Look below and pull out each line with the word "JSON".

○ ○ ○ ○

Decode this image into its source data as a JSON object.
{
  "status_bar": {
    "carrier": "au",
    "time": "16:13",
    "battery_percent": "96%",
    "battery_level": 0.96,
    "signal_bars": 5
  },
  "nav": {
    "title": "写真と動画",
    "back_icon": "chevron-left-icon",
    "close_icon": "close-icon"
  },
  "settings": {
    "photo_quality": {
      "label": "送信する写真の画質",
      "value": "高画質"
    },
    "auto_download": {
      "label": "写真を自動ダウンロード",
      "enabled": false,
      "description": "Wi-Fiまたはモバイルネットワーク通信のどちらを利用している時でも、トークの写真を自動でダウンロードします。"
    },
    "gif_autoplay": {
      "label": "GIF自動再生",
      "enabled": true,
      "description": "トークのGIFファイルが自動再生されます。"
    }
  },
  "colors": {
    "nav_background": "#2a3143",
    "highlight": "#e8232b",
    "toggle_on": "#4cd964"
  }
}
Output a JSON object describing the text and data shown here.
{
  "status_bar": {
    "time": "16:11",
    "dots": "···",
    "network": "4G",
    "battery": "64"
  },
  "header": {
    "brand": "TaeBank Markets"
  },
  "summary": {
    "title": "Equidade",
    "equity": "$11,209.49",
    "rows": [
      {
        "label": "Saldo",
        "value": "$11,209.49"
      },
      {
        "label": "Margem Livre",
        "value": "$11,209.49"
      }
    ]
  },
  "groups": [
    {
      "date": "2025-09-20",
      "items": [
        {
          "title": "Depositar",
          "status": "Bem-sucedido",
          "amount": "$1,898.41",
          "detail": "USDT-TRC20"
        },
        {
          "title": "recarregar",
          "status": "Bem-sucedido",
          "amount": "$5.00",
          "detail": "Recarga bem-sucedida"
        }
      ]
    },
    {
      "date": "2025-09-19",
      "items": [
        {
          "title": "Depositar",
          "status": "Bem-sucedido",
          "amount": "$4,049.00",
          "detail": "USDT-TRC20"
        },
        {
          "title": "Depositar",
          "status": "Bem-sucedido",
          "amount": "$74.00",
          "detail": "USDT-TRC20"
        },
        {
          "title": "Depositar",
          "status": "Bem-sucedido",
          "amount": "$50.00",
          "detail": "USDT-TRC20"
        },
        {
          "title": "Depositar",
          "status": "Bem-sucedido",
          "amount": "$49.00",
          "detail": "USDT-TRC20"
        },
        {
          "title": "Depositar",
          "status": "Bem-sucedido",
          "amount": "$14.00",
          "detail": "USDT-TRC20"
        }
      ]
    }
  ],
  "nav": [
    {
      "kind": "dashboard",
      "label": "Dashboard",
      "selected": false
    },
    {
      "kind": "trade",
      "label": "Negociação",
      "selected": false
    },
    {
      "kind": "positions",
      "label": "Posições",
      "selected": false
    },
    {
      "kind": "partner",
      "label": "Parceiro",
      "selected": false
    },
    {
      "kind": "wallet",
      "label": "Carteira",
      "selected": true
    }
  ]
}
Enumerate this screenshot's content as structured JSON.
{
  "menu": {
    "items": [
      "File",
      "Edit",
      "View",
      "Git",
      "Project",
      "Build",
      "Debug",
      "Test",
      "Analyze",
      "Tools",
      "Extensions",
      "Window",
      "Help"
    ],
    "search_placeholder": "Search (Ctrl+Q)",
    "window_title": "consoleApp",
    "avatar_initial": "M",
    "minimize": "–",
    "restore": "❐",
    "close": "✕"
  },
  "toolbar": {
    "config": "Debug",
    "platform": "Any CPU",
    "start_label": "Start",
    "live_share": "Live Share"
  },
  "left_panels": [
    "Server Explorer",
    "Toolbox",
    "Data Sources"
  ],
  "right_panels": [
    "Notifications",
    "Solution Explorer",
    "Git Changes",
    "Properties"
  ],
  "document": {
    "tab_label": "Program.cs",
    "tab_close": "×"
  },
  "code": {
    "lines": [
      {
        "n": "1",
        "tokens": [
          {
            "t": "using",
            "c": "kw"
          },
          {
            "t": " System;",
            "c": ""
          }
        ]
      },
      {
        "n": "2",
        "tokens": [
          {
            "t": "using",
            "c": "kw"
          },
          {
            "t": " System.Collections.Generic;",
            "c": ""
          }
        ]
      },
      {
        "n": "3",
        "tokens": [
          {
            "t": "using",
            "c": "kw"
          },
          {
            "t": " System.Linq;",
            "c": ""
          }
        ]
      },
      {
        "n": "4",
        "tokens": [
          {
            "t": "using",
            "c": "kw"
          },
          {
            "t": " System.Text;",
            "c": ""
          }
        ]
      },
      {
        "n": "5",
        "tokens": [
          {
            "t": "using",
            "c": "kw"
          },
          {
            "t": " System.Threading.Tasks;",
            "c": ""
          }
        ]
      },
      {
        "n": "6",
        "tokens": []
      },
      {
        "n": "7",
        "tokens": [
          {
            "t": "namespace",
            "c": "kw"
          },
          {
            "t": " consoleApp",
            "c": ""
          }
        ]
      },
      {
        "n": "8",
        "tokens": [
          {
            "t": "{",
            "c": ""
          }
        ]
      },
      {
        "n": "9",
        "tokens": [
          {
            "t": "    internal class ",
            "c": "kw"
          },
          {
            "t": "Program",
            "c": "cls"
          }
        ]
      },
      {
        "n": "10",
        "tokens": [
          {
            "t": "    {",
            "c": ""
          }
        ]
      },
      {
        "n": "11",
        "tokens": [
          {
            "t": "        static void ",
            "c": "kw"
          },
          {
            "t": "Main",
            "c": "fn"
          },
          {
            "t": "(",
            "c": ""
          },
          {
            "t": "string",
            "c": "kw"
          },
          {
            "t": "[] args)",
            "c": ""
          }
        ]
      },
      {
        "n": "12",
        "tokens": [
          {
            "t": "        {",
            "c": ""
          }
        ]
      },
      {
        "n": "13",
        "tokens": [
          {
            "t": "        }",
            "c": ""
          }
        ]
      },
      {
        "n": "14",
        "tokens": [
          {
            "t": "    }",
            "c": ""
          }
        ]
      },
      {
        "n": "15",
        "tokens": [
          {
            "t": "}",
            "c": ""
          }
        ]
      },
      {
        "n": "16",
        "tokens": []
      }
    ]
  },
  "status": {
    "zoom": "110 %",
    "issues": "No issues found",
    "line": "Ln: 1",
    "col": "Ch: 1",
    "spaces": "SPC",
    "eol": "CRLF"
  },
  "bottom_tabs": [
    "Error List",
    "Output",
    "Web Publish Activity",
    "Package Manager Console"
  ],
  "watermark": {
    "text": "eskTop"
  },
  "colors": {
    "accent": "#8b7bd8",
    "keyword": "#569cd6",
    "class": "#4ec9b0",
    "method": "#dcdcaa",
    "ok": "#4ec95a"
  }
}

○ ○ ○ ○

ANSWER IN FULL:
Decode this image into its source data as a JSON object.
Output a JSON object describing the text and data shown here.
Enumerate this screenshot's content as structured JSON.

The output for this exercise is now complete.